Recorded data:
━━━

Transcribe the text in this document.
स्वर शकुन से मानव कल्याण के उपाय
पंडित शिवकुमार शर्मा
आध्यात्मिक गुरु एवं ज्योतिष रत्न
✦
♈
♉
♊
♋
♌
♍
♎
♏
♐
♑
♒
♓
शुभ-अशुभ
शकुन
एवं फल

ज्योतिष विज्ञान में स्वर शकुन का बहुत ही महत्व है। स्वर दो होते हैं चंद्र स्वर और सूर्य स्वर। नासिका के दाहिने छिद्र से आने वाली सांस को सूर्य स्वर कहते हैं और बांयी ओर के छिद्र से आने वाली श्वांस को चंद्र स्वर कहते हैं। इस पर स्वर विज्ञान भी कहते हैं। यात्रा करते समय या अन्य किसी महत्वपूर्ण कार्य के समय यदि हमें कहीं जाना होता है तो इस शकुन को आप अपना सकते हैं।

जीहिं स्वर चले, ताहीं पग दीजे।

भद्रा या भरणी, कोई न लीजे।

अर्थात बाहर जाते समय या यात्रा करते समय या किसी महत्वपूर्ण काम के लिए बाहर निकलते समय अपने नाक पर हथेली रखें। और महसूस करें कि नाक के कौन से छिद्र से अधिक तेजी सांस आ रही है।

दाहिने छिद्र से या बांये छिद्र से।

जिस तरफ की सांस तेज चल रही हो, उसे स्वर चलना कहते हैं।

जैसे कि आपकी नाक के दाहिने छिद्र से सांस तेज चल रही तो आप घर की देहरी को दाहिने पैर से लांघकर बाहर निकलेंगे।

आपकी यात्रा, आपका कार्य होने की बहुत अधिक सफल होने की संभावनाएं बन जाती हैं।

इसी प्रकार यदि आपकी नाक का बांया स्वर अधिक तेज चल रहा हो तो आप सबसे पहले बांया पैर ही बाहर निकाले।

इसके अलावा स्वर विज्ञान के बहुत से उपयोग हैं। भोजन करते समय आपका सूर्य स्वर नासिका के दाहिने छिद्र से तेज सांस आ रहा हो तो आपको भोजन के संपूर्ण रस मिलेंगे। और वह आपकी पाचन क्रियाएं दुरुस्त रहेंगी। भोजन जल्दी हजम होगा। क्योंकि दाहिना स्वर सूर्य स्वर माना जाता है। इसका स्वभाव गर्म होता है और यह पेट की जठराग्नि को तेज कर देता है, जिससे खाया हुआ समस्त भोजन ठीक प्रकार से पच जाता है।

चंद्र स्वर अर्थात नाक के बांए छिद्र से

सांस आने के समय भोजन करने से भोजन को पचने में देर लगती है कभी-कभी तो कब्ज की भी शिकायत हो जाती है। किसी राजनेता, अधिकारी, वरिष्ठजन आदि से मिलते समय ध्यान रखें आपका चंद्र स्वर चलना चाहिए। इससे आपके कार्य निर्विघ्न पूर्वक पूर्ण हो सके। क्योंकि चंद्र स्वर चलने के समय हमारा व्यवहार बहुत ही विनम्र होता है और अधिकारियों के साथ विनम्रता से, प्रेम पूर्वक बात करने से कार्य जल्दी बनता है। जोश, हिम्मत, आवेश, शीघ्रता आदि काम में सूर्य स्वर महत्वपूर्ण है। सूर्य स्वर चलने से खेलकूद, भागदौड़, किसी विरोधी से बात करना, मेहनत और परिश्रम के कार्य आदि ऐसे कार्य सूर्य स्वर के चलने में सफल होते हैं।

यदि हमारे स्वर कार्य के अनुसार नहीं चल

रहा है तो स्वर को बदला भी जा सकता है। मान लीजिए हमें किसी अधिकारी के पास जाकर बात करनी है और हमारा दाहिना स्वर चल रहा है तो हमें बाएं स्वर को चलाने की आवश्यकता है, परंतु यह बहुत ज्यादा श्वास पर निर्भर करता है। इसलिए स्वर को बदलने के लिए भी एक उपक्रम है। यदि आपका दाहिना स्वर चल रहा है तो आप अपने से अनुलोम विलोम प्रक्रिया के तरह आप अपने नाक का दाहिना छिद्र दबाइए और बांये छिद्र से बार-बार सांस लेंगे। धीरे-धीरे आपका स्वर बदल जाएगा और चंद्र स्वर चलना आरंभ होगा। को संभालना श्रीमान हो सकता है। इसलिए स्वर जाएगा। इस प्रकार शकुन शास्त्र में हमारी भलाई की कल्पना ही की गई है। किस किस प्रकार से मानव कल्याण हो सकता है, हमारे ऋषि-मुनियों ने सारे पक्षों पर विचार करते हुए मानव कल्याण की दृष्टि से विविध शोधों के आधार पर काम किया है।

━━━

- Written task: Extract all of the data shown above and repeat it verbatim.

- Output for this task:
Transcribe the text in this document.
स्वर शकुन से मानव कल्याण के उपाय
पंडित शिवकुमार शर्मा
आध्यात्मिक गुरु एवं ज्योतिष रत्न
✦
♈
♉
♊
♋
♌
♍
♎
♏
♐
♑
♒
♓
शुभ-अशुभ
शकुन
एवं फल

ज्योतिष विज्ञान में स्वर शकुन का बहुत ही महत्व है। स्वर दो होते हैं चंद्र स्वर और सूर्य स्वर। नासिका के दाहिने छिद्र से आने वाली सांस को सूर्य स्वर कहते हैं और बांयी ओर के छिद्र से आने वाली श्वांस को चंद्र स्वर कहते हैं। इस पर स्वर विज्ञान भी कहते हैं। यात्रा करते समय या अन्य किसी महत्वपूर्ण कार्य के समय यदि हमें कहीं जाना होता है तो इस शकुन को आप अपना सकते हैं।

जीहिं स्वर चले, ताहीं पग दीजे।

भद्रा या भरणी, कोई न लीजे।

अर्थात बाहर जाते समय या यात्रा करते समय या किसी महत्वपूर्ण काम के लिए बाहर निकलते समय अपने नाक पर हथेली रखें। और महसूस करें कि नाक के कौन से छिद्र से अधिक तेजी सांस आ रही है।

दाहिने छिद्र से या बांये छिद्र से।

जिस तरफ की सांस तेज चल रही हो, उसे स्वर चलना कहते हैं।

जैसे कि आपकी नाक के दाहिने छिद्र से सांस तेज चल रही तो आप घर की देहरी को दाहिने पैर से लांघकर बाहर निकलेंगे।

आपकी यात्रा, आपका कार्य होने की बहुत अधिक सफल होने की संभावनाएं बन जाती हैं।

इसी प्रकार यदि आपकी नाक का बांया स्वर अधिक तेज चल रहा हो तो आप सबसे पहले बांया पैर ही बाहर निकाले।

इसके अलावा स्वर विज्ञान के बहुत से उपयोग हैं। भोजन करते समय आपका सूर्य स्वर नासिका के दाहिने छिद्र से तेज सांस आ रहा हो तो आपको भोजन के संपूर्ण रस मिलेंगे। और वह आपकी पाचन क्रियाएं दुरुस्त रहेंगी। भोजन जल्दी हजम होगा। क्योंकि दाहिना स्वर सूर्य स्वर माना जाता है। इसका स्वभाव गर्म होता है और यह पेट की जठराग्नि को तेज कर देता है, जिससे खाया हुआ समस्त भोजन ठीक प्रकार से पच जाता है।

चंद्र स्वर अर्थात नाक के बांए छिद्र से

सांस आने के समय भोजन करने से भोजन को पचने में देर लगती है कभी-कभी तो कब्ज की भी शिकायत हो जाती है। किसी राजनेता, अधिकारी, वरिष्ठजन आदि से मिलते समय ध्यान रखें आपका चंद्र स्वर चलना चाहिए। इससे आपके कार्य निर्विघ्न पूर्वक पूर्ण हो सके। क्योंकि चंद्र स्वर चलने के समय हमारा व्यवहार बहुत ही विनम्र होता है और अधिकारियों के साथ विनम्रता से, प्रेम पूर्वक बात करने से कार्य जल्दी बनता है। जोश, हिम्मत, आवेश, शीघ्रता आदि काम में सूर्य स्वर महत्वपूर्ण है। सूर्य स्वर चलने से खेलकूद, भागदौड़, किसी विरोधी से बात करना, मेहनत और परिश्रम के कार्य आदि ऐसे कार्य सूर्य स्वर के चलने में सफल होते हैं।

यदि हमारे स्वर कार्य के अनुसार नहीं चल

रहा है तो स्वर को बदला भी जा सकता है। मान लीजिए हमें किसी अधिकारी के पास जाकर बात करनी है और हमारा दाहिना स्वर चल रहा है तो हमें बाएं स्वर को चलाने की आवश्यकता है, परंतु यह बहुत ज्यादा श्वास पर निर्भर करता है। इसलिए स्वर को बदलने के लिए भी एक उपक्रम है। यदि आपका दाहिना स्वर चल रहा है तो आप अपने से अनुलोम विलोम प्रक्रिया के तरह आप अपने नाक का दाहिना छिद्र दबाइए और बांये छिद्र से बार-बार सांस लेंगे। धीरे-धीरे आपका स्वर बदल जाएगा और चंद्र स्वर चलना आरंभ होगा। को संभालना श्रीमान हो सकता है। इसलिए स्वर जाएगा। इस प्रकार शकुन शास्त्र में हमारी भलाई की कल्पना ही की गई है। किस किस प्रकार से मानव कल्याण हो सकता है, हमारे ऋषि-मुनियों ने सारे पक्षों पर विचार करते हुए मानव कल्याण की दृष्टि से विविध शोधों के आधार पर काम किया है।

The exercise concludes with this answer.